**Listing**

= = = = =

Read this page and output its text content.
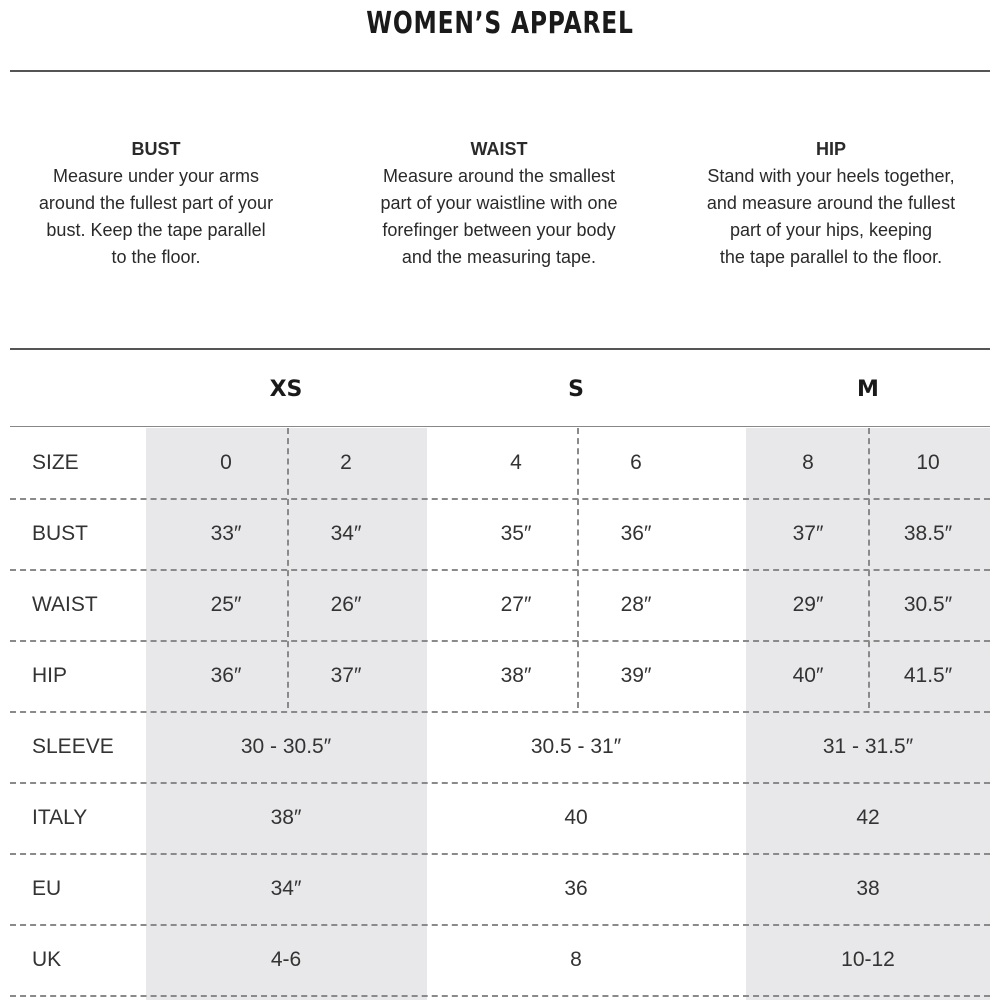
WOMEN’S APPAREL
BUST
Measure under your arms
around the fullest part of your
bust. Keep the tape parallel
to the floor.
WAIST
Measure around the smallest
part of your waistline with one
forefinger between your body
and the measuring tape.
HIP
Stand with your heels together,
and measure around the fullest
part of your hips, keeping
the tape parallel to the floor.
XS	S	M
SIZE	0	2	4	6	8	10
BUST	33″	34″	35″	36″	37″	38.5″
WAIST	25″	26″	27″	28″	29″	30.5″
HIP	36″	37″	38″	39″	40″	41.5″
SLEEVE	30 - 30.5″	30.5 - 31″	31 - 31.5″
ITALY	38″	40	42
EU	34″	36	38
UK	4-6	8	10-12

= = = = =

**Your instructions**
From the entries above, copy each line holding "floor".

**Solution to the problem**
to the floor.
the tape parallel to the floor.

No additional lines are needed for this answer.